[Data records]
-=-=-

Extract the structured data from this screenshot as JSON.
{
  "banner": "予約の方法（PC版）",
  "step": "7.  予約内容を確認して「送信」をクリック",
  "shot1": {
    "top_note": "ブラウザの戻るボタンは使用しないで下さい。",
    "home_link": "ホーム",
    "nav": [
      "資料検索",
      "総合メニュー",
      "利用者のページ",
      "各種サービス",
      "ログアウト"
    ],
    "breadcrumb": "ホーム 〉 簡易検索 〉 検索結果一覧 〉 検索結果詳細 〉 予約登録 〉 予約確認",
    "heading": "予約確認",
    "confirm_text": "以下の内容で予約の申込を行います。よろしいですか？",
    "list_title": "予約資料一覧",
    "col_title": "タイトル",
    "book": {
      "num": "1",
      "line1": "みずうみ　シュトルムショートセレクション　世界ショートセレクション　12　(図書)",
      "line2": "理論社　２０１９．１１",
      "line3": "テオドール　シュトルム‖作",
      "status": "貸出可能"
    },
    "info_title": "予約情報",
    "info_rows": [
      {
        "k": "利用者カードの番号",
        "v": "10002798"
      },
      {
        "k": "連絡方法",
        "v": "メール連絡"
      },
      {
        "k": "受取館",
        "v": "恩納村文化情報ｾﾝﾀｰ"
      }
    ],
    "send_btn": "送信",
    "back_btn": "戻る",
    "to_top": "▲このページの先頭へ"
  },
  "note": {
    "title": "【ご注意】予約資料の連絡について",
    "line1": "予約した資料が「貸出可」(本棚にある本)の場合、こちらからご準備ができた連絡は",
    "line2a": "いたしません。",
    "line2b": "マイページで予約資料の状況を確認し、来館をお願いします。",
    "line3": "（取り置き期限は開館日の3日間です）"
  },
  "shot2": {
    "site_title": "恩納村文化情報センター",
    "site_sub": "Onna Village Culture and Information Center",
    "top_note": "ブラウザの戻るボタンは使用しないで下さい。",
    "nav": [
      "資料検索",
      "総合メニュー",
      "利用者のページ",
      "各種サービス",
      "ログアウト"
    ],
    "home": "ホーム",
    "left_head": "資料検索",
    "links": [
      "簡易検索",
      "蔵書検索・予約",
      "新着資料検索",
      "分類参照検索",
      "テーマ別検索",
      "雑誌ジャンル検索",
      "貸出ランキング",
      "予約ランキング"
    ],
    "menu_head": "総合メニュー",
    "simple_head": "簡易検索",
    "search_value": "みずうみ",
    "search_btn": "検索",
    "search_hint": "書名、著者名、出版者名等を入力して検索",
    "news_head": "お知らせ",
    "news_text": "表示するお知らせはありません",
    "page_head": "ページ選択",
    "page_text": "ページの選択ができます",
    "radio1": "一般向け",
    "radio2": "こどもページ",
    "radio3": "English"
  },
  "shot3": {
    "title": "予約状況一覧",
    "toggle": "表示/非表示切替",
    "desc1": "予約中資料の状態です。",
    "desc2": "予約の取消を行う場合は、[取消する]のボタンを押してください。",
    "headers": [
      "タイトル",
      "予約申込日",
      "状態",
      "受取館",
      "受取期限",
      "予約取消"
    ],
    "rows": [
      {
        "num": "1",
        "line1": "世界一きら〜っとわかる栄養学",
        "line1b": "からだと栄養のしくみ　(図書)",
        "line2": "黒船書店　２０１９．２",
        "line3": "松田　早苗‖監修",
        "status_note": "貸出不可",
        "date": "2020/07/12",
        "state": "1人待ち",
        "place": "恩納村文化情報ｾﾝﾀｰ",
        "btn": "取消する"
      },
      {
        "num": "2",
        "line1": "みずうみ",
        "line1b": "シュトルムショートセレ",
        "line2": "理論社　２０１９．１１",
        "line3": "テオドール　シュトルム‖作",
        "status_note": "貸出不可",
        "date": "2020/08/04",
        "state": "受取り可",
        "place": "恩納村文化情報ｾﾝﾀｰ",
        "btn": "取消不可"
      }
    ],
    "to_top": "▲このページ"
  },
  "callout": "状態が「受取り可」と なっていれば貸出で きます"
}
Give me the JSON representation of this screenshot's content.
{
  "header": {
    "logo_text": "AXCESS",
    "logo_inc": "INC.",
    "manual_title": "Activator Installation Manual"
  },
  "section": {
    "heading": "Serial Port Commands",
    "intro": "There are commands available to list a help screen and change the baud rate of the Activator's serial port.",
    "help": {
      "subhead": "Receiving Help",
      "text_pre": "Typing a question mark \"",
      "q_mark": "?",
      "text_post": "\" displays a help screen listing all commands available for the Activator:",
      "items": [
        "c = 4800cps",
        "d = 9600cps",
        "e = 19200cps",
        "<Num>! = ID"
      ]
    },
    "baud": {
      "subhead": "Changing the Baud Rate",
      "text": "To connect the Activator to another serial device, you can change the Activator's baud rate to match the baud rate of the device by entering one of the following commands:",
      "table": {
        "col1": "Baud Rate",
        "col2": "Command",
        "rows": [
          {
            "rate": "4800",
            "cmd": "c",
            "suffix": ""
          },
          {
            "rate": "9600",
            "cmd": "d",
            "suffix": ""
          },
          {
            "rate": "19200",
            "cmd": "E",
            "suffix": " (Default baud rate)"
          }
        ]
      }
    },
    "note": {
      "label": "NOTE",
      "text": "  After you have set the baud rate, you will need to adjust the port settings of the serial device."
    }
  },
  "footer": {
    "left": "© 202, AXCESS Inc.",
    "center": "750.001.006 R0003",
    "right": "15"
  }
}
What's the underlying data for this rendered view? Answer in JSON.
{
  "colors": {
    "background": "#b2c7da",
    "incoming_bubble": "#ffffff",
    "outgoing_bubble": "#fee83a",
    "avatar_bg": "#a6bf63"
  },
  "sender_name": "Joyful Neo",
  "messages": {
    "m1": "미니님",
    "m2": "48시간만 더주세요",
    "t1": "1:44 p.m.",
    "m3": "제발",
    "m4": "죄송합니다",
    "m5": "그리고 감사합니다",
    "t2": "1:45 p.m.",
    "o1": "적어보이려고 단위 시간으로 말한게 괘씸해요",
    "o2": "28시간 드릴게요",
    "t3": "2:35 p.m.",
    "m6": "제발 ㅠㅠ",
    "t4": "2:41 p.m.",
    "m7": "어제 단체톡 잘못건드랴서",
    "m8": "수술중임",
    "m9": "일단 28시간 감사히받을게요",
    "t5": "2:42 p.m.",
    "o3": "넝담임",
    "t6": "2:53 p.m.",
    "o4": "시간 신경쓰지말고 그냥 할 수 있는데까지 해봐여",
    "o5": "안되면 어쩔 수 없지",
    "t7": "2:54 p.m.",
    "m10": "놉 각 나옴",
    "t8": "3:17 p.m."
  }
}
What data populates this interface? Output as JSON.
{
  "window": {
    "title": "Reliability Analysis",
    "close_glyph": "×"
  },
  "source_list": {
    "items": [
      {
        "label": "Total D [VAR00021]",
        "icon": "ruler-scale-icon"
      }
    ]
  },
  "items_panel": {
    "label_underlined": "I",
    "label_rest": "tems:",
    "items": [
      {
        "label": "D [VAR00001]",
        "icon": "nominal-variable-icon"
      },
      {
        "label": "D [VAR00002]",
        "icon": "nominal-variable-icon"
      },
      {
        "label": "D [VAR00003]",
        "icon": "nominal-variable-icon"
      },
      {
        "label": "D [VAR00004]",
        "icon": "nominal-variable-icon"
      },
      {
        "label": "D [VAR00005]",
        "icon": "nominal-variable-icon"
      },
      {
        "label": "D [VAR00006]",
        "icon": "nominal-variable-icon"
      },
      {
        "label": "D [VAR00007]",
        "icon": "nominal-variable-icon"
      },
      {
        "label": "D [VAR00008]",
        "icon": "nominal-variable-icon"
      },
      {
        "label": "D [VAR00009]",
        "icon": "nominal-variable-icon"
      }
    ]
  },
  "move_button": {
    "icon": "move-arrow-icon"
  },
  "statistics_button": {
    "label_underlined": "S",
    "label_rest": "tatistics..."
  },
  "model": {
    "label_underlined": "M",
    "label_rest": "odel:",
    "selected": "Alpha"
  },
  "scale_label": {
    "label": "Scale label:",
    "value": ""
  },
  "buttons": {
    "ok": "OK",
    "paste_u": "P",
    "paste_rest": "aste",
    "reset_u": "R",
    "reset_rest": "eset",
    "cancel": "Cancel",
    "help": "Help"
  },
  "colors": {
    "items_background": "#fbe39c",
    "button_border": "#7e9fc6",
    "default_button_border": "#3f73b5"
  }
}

-=-=-

Short exercise: Which lines hold the string "予約確認"? Copy all of them from the data above.

Answer to the task:
    "breadcrumb": "ホーム 〉 簡易検索 〉 検索結果一覧 〉 検索結果詳細 〉 予約登録 〉 予約確認",
    "heading": "予約確認",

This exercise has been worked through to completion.